Saved entries:

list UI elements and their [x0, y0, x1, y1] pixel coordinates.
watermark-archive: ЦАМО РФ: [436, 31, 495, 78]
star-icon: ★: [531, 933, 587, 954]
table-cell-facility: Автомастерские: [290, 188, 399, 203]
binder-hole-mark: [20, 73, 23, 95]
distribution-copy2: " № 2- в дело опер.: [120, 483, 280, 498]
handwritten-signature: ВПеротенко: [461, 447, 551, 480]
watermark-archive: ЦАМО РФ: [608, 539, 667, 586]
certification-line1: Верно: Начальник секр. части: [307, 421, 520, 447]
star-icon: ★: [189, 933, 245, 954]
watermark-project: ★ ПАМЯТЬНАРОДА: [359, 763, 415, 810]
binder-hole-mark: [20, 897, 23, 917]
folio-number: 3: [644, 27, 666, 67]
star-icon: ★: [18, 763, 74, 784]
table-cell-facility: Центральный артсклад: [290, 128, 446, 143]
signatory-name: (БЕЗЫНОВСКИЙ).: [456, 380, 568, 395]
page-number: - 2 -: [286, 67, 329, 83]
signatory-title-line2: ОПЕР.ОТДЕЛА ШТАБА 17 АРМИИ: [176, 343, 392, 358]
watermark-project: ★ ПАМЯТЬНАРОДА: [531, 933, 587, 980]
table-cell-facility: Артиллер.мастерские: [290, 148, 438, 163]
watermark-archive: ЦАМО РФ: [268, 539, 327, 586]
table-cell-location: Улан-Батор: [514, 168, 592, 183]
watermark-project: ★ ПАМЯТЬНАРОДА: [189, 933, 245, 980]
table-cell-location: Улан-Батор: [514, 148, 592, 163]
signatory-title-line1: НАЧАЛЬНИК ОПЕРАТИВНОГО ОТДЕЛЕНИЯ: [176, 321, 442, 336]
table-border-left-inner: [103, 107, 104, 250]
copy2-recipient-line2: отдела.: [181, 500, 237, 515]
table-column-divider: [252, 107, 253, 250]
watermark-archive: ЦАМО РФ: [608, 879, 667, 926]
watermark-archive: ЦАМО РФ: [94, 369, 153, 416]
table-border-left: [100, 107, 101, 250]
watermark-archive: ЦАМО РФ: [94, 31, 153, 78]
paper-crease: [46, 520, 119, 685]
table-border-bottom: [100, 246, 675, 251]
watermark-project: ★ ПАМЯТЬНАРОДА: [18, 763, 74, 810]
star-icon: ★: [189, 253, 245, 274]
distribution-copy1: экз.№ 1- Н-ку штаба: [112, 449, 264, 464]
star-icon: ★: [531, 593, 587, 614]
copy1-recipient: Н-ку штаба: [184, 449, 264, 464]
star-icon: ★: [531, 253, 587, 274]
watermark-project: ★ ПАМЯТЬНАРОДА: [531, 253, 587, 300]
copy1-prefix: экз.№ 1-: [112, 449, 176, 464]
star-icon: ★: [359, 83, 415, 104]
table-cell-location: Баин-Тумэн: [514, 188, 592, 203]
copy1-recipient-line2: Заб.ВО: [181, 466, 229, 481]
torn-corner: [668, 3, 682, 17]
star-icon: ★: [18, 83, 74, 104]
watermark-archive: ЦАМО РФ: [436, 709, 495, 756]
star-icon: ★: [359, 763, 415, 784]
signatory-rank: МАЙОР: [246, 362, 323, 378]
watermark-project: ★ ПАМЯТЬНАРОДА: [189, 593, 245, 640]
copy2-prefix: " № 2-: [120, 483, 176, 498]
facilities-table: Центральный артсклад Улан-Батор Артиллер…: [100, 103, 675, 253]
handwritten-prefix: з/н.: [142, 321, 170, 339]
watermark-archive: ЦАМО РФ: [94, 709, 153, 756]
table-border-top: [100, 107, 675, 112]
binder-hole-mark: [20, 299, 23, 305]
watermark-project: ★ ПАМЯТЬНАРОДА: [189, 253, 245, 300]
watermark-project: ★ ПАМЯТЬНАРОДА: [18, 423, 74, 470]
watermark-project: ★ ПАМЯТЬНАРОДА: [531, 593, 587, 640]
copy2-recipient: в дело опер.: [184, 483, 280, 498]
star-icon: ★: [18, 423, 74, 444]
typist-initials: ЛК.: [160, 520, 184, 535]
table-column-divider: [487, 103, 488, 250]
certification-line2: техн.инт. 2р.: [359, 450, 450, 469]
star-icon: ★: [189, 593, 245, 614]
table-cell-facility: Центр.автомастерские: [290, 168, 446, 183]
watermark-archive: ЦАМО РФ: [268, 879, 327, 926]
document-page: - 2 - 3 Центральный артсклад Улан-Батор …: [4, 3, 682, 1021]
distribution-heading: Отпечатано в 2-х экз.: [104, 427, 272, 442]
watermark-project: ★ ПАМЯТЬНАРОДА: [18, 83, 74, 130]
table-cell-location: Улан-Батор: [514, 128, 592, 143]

Set problem:
Pick out each line of the data above that contains the string "distribution", matching case exactly.

In response:
distribution-copy2: " № 2- в дело опер.: [120, 483, 280, 498]
distribution-copy1: экз.№ 1- Н-ку штаба: [112, 449, 264, 464]
distribution-heading: Отпечатано в 2-х экз.: [104, 427, 272, 442]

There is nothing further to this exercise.